Pick out all lines of the entries that include the word "name" and copy them.
....
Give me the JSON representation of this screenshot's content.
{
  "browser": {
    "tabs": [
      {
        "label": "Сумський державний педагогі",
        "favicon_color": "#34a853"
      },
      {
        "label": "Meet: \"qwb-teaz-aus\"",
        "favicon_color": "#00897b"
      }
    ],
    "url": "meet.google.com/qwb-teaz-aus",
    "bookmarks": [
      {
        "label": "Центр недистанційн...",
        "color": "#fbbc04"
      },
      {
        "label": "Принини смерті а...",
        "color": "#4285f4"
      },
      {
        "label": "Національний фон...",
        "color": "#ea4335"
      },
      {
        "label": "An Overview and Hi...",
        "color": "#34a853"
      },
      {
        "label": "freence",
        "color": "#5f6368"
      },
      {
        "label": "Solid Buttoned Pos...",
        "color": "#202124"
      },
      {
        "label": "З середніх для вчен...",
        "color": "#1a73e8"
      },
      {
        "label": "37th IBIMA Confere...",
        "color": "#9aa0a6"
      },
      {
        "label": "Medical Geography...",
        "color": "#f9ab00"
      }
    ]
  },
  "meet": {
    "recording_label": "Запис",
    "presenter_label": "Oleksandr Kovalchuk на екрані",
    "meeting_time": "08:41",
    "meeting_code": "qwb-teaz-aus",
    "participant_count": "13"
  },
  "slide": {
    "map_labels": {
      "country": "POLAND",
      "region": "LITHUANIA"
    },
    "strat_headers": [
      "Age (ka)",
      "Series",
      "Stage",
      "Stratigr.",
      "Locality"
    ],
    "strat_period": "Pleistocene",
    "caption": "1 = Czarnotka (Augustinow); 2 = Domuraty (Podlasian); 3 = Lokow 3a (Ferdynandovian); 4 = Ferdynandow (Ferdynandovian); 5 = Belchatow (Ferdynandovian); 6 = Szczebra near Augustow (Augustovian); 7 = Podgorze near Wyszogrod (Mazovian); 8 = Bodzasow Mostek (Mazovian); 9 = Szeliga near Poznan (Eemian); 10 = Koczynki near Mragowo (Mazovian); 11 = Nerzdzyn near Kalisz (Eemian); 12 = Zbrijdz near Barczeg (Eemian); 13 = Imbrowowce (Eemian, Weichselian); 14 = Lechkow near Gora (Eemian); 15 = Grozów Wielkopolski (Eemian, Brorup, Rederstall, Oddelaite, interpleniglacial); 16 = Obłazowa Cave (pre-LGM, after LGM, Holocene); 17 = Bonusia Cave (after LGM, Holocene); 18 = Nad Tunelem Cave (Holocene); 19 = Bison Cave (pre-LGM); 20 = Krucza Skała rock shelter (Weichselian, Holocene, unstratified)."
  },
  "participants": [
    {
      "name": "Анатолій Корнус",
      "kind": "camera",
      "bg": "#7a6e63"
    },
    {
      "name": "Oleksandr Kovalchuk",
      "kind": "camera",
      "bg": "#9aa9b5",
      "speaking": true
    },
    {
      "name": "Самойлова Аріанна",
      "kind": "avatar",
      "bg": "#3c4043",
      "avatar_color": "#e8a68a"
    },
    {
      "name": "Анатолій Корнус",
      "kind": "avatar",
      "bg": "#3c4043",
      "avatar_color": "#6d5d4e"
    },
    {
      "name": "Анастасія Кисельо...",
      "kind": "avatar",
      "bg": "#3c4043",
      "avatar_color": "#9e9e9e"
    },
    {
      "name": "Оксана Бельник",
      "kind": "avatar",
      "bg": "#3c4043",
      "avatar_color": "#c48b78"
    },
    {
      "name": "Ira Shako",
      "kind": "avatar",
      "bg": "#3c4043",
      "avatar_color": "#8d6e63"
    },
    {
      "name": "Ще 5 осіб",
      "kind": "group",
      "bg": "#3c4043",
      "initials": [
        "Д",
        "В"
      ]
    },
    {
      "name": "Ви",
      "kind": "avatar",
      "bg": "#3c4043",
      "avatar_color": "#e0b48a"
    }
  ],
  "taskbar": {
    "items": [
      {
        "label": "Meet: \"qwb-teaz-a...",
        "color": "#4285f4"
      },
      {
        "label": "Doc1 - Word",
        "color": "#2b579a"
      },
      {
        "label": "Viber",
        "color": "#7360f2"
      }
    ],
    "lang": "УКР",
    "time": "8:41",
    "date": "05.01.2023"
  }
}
....
[THE RESULT]
      "name": "Анатолій Корнус",
      "name": "Oleksandr Kovalchuk",
      "name": "Самойлова Аріанна",
      "name": "Анатолій Корнус",
      "name": "Анастасія Кисельо...",
      "name": "Оксана Бельник",
      "name": "Ira Shako",
      "name": "Ще 5 осіб",
      "name": "Ви",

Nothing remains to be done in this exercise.